#### Excerpted records ####
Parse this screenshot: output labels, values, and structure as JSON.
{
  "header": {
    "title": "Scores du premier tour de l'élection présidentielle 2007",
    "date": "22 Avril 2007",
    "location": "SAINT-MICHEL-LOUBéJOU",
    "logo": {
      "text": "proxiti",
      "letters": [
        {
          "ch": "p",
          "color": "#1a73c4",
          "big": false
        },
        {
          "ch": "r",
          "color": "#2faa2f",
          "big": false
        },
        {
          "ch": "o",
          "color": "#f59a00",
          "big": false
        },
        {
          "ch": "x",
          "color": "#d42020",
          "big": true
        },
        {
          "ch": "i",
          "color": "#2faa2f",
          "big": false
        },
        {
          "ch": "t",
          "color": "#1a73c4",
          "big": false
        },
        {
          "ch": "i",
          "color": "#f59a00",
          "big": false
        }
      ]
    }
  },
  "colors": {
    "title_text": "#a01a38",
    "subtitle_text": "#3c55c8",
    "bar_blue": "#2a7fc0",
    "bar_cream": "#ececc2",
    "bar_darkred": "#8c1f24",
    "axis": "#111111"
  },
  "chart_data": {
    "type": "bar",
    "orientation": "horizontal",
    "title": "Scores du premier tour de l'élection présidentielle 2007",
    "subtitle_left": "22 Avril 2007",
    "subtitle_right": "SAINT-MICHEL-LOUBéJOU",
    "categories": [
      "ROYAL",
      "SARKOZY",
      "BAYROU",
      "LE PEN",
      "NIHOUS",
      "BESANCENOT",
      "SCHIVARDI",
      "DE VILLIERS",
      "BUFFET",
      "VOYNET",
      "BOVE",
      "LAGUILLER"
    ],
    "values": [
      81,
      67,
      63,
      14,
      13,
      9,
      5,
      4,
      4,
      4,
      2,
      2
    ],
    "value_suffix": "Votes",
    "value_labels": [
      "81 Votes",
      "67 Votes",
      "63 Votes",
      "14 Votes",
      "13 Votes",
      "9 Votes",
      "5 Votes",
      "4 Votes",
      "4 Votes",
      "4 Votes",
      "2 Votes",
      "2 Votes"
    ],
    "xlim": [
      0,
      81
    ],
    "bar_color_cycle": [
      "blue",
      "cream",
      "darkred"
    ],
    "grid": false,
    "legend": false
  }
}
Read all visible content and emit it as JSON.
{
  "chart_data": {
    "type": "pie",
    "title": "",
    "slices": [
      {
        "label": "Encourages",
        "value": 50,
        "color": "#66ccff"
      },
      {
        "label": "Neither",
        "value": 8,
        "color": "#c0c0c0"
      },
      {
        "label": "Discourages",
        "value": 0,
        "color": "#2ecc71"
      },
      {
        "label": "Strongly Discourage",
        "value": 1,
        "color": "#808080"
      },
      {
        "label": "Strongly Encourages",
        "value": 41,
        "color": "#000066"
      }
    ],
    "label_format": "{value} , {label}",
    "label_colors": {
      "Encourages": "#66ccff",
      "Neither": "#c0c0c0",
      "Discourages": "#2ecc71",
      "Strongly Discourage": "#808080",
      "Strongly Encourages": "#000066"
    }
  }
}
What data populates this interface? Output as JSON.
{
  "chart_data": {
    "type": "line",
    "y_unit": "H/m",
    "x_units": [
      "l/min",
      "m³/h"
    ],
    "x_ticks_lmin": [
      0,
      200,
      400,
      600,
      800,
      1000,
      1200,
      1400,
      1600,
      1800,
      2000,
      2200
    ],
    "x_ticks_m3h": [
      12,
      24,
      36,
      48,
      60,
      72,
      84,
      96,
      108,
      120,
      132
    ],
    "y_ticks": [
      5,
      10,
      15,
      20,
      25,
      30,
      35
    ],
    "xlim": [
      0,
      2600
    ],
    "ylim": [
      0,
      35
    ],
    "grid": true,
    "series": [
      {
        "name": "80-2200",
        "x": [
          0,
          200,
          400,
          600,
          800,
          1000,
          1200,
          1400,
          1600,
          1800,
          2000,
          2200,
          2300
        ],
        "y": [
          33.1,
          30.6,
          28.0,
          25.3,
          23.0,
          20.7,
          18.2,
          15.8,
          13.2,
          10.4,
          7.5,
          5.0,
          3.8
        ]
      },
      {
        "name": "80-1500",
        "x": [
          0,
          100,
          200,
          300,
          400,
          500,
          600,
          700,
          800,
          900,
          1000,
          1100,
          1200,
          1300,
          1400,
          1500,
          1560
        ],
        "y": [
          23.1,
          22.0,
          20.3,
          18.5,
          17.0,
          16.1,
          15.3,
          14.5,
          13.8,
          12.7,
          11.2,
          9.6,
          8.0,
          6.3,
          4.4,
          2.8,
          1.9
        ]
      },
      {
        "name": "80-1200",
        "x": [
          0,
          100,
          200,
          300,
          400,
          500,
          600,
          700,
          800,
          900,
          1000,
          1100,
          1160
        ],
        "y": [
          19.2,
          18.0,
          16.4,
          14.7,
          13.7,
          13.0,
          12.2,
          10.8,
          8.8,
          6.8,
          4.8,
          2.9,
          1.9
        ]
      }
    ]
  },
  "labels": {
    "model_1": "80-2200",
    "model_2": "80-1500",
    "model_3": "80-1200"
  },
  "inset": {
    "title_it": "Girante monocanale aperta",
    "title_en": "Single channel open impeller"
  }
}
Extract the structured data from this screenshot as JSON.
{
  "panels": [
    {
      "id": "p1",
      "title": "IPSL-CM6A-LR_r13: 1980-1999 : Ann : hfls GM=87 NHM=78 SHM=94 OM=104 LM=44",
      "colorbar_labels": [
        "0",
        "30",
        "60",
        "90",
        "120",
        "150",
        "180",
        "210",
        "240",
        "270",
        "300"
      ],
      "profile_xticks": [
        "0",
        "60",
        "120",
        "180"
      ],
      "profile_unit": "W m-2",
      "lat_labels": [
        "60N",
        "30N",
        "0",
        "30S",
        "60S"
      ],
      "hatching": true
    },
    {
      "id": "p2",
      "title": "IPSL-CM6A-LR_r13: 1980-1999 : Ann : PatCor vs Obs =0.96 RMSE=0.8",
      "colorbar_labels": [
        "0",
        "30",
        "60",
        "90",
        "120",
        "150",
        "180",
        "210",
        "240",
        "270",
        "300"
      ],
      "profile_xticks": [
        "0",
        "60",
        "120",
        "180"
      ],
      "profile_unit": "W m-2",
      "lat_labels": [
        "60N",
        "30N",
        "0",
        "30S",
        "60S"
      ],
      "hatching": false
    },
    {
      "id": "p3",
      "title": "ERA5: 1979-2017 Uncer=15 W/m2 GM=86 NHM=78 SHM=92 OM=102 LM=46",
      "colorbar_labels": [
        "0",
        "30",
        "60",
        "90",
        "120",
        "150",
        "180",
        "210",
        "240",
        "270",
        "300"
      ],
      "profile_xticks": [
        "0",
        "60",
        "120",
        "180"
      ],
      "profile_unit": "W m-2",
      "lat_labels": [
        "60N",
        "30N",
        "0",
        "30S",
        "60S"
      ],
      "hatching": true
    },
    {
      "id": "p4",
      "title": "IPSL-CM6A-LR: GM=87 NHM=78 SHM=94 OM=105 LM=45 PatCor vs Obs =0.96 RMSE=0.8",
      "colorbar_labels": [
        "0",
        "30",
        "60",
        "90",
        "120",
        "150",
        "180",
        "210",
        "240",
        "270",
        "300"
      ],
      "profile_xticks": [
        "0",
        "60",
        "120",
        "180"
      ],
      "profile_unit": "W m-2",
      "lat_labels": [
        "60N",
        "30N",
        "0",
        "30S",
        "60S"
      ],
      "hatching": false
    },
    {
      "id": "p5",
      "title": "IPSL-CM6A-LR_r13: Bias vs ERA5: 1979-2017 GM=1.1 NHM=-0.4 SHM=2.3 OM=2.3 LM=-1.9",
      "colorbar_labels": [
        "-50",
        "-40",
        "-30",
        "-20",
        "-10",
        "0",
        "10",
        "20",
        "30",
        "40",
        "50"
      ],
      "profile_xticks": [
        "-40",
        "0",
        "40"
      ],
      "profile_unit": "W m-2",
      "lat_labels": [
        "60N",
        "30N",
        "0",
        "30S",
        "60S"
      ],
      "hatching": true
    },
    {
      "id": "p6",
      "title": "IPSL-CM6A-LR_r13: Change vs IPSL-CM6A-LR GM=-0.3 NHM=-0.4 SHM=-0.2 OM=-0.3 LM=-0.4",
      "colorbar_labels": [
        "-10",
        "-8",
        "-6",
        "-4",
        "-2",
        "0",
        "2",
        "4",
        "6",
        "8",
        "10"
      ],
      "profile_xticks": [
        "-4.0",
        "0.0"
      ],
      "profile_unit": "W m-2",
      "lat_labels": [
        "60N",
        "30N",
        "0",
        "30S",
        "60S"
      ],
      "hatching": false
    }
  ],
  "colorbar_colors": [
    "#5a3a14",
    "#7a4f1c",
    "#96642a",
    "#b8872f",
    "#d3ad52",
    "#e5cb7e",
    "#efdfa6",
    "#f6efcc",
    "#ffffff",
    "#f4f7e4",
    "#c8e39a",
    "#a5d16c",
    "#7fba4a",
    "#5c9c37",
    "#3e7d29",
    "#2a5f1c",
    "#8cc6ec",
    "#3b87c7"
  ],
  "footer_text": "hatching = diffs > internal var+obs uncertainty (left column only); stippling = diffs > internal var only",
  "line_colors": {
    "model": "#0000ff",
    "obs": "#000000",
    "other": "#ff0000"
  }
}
####
▶ _Your goal_
Only the number is wanted: how many lines in the entries above contain the string "MICHEL"?

▶ _Finished answer_
2